++++ DATA SECTION

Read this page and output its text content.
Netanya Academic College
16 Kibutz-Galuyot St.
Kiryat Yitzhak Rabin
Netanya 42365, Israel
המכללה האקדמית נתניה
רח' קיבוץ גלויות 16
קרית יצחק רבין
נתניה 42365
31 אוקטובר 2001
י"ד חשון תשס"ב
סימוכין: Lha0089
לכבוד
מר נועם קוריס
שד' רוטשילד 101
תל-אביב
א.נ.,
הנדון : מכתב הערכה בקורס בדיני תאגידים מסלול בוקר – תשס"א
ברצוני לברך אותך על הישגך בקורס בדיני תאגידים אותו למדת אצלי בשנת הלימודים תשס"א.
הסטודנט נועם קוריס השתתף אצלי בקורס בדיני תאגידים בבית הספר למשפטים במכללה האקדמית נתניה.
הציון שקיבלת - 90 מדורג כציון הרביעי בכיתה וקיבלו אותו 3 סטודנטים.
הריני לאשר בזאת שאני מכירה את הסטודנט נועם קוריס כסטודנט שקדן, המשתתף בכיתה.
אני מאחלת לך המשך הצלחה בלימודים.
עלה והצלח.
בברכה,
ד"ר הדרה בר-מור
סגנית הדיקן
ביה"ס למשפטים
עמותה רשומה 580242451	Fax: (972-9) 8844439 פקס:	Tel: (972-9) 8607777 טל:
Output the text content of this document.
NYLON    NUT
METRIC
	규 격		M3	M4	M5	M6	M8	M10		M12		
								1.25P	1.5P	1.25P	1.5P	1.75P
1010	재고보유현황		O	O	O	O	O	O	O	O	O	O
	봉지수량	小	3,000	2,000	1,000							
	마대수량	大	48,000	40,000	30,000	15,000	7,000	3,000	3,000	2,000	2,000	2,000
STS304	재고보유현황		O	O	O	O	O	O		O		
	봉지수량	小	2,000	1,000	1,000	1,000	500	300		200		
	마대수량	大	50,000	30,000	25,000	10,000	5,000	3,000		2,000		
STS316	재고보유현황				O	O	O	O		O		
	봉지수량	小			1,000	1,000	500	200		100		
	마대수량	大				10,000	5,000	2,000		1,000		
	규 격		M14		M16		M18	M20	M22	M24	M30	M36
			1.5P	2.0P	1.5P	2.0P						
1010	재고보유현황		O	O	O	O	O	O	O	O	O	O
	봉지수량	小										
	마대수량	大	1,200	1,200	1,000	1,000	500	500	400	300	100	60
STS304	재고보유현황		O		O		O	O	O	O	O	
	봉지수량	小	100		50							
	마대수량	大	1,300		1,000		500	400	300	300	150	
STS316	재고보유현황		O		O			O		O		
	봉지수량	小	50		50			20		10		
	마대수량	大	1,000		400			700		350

++++++++

**INSTRUCTION**.
Filter the records above for "content" and copy every matching line.

**SOLUTION FOR THIS PROBLEM**.
Read this page and output its text content.
Output the text content of this document.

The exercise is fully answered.